— START OF Records supplied —
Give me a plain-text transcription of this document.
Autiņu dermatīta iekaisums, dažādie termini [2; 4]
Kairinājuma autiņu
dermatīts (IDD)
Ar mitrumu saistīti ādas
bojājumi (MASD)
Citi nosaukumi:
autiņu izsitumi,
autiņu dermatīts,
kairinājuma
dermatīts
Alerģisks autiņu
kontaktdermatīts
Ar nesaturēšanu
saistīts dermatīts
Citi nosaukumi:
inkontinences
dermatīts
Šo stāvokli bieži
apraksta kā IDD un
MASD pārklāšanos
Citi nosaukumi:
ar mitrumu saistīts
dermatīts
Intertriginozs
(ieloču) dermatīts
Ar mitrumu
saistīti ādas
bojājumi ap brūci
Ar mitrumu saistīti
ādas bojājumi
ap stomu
— END OF Records supplied —
Transcribe the material above in its entirety. Match it exactly.

Give me a plain-text transcription of this document.
Autiņu dermatīta iekaisums, dažādie termini [2; 4]
Kairinājuma autiņu
dermatīts (IDD)
Ar mitrumu saistīti ādas
bojājumi (MASD)
Citi nosaukumi:
autiņu izsitumi,
autiņu dermatīts,
kairinājuma
dermatīts
Alerģisks autiņu
kontaktdermatīts
Ar nesaturēšanu
saistīts dermatīts
Citi nosaukumi:
inkontinences
dermatīts
Šo stāvokli bieži
apraksta kā IDD un
MASD pārklāšanos
Citi nosaukumi:
ar mitrumu saistīts
dermatīts
Intertriginozs
(ieloču) dermatīts
Ar mitrumu
saistīti ādas
bojājumi ap brūci
Ar mitrumu saistīti
ādas bojājumi
ap stomu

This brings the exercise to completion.